AIM OF THE EXERCISE: Lines containing the string "America" are to be counted; report the number and nothing more.

[Excerpts from a figure dataset]
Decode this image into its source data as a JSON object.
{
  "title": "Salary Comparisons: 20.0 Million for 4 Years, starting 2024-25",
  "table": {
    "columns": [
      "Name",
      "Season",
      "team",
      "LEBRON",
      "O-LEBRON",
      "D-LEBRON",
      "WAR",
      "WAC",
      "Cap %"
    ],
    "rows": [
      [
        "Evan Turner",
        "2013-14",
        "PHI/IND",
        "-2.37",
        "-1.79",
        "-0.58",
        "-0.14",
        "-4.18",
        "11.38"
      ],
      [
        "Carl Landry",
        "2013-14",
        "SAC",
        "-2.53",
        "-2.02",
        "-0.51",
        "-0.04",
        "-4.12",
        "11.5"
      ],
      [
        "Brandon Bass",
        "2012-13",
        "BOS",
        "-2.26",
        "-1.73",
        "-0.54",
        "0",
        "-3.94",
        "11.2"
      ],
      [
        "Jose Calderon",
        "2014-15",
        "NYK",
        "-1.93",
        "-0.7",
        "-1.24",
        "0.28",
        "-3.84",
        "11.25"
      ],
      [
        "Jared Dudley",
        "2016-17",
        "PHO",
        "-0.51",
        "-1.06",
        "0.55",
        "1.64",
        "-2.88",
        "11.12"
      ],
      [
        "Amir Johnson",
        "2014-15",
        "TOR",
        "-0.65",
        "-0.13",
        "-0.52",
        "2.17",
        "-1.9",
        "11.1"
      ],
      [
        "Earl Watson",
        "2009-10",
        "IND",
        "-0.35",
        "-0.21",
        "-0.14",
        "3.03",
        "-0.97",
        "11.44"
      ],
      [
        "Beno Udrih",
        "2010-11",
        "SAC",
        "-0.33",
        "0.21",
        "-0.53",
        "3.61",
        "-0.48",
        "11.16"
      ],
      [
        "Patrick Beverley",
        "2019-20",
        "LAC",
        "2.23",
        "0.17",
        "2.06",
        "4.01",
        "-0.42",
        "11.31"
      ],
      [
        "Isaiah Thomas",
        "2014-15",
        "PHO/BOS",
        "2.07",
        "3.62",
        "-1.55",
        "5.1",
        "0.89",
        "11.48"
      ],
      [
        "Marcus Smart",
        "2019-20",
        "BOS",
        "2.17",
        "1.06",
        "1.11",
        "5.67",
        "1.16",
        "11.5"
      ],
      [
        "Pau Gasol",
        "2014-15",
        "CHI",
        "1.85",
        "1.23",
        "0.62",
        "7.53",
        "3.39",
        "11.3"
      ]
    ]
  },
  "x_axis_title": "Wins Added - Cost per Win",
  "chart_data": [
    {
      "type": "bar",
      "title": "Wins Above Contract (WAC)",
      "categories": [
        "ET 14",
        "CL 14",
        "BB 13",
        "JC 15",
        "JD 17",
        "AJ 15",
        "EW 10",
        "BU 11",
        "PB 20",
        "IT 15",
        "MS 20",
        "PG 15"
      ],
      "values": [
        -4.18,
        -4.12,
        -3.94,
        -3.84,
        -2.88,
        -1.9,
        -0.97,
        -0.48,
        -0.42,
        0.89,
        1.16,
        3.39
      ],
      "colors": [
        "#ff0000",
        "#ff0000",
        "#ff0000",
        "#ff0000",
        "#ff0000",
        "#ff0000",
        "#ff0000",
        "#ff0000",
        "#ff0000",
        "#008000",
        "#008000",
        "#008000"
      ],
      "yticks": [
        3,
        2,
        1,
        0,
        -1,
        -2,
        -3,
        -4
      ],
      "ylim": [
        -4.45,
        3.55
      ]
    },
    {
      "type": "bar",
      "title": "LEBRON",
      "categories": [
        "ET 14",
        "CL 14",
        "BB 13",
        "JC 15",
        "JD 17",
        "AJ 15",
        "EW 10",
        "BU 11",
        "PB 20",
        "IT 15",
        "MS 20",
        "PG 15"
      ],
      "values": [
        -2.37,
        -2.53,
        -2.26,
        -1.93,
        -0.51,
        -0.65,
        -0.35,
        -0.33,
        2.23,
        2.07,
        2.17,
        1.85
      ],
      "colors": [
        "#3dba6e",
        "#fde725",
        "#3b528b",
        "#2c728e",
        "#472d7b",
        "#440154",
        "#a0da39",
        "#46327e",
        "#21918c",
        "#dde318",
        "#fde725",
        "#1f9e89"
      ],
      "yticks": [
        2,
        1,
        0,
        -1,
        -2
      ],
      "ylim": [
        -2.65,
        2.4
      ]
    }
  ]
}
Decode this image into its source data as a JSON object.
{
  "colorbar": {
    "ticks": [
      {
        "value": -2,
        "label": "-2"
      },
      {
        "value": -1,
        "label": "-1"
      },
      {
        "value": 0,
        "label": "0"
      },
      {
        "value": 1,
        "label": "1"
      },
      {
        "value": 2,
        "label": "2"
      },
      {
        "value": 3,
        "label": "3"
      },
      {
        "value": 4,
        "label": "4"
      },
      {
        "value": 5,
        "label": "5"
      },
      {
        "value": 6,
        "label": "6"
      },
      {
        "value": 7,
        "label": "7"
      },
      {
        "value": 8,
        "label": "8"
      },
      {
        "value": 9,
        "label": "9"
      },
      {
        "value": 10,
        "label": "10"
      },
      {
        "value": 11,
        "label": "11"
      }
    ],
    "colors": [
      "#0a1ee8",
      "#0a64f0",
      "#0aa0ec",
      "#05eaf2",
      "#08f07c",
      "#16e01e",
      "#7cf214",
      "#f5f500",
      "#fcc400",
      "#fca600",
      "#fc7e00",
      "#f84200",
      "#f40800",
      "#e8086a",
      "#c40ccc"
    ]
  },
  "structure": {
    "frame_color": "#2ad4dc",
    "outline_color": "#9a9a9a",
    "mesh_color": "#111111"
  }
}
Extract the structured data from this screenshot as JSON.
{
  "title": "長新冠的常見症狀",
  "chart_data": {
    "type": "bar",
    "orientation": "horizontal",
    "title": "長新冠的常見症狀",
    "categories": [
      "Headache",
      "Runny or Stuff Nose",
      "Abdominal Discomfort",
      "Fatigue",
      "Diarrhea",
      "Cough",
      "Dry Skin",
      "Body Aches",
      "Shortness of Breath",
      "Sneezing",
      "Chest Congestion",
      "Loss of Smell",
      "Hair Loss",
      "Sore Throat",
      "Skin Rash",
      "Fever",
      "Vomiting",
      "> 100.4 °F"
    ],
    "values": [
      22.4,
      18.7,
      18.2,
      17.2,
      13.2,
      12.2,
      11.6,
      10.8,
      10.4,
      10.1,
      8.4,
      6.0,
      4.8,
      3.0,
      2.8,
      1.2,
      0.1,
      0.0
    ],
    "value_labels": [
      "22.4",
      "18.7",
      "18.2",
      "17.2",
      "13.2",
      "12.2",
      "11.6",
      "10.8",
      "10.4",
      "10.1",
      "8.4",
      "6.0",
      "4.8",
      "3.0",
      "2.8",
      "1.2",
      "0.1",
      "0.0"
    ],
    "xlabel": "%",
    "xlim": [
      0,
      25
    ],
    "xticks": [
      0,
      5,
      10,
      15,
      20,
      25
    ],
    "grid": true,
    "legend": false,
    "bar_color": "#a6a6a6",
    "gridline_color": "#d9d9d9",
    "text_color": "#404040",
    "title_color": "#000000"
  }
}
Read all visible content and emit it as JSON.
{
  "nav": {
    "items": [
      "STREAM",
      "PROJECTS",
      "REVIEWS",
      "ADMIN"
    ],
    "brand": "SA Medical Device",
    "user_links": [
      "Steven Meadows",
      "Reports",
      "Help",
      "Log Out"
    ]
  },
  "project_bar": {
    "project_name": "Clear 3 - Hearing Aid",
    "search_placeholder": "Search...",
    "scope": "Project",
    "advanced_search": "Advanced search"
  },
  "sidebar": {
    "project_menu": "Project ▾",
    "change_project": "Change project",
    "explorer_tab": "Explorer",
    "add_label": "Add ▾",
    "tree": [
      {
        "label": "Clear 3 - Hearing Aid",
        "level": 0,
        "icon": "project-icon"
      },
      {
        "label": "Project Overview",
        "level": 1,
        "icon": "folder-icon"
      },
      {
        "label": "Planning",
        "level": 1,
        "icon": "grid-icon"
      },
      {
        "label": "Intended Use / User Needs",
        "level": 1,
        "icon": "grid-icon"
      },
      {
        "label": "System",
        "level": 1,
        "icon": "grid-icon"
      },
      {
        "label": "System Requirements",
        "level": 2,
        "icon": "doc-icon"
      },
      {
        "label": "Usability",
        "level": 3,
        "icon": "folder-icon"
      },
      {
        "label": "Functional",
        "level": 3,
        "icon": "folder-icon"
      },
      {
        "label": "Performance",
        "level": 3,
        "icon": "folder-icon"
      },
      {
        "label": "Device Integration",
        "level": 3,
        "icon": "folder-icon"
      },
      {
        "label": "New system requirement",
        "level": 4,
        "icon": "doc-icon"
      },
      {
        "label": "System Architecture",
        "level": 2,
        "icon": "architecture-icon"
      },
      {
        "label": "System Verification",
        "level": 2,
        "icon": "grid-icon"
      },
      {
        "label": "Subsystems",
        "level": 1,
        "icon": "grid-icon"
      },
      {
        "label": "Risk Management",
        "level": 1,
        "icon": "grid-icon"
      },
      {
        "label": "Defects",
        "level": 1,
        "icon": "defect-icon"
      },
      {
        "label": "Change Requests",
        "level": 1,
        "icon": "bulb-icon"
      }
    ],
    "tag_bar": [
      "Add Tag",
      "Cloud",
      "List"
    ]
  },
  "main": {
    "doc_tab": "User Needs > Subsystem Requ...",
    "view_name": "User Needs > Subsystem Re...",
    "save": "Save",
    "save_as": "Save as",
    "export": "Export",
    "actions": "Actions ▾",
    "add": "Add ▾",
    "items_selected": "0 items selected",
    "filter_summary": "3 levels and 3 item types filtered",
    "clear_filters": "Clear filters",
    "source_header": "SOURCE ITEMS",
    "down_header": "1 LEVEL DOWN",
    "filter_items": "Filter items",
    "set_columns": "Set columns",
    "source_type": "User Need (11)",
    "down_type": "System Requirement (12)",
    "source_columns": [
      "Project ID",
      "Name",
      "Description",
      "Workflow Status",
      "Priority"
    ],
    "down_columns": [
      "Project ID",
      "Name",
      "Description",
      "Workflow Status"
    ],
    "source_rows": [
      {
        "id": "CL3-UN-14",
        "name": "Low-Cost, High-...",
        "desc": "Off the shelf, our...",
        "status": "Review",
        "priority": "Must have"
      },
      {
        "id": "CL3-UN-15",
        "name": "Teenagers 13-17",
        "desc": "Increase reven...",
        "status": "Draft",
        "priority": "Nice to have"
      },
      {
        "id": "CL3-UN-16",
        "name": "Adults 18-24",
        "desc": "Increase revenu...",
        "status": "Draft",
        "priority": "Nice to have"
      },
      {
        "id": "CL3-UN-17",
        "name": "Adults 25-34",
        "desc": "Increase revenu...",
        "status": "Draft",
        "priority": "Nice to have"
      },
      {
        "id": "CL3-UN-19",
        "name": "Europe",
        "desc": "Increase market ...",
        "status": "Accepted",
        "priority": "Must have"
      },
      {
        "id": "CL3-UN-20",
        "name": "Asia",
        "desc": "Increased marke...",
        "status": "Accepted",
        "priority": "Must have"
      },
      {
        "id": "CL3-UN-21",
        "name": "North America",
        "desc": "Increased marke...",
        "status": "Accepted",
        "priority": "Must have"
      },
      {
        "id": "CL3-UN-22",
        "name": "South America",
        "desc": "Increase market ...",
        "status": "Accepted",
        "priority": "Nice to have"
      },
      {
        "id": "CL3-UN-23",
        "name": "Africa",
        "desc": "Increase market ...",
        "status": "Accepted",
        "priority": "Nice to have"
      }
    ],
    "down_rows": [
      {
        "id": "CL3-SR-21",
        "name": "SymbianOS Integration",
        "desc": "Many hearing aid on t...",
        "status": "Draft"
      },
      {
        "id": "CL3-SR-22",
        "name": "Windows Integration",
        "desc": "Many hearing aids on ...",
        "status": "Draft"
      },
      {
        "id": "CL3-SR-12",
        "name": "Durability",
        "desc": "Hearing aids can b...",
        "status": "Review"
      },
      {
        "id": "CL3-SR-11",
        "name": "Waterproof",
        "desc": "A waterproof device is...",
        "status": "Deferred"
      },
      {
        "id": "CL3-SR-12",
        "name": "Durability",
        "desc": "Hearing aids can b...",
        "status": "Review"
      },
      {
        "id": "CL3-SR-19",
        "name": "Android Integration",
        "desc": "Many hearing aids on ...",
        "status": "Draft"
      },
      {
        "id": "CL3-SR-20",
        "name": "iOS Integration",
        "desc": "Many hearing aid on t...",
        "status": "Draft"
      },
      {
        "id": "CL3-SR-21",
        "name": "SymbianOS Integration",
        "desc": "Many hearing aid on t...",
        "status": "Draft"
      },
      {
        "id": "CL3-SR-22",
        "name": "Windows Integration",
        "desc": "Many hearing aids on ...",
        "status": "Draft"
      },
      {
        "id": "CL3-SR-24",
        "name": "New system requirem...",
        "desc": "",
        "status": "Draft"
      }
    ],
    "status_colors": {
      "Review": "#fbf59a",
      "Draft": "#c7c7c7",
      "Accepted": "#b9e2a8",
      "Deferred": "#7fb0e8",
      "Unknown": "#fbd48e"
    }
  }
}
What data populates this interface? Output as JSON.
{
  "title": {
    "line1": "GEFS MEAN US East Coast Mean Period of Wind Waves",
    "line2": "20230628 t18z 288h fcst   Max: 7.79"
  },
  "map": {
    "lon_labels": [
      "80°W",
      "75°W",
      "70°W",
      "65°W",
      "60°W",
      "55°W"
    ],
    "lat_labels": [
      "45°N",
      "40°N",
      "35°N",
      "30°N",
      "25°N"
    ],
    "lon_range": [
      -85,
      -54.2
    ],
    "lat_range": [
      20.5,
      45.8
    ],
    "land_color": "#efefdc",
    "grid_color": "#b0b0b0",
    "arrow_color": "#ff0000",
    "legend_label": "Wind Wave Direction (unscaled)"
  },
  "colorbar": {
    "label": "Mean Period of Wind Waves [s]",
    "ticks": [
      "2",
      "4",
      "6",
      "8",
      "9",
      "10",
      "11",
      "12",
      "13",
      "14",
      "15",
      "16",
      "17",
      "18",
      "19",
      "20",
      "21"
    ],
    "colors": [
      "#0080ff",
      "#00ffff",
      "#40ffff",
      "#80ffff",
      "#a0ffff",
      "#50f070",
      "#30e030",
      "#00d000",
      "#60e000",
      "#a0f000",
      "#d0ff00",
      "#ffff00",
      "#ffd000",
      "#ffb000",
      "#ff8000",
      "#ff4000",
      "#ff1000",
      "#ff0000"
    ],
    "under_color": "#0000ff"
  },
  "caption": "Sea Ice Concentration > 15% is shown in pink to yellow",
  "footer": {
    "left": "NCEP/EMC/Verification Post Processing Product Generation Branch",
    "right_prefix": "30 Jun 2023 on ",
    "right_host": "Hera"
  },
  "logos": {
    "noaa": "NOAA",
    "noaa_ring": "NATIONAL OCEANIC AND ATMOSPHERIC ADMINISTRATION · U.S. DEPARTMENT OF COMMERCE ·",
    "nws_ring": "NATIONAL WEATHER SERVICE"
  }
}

SOLVED EXERCISE: 2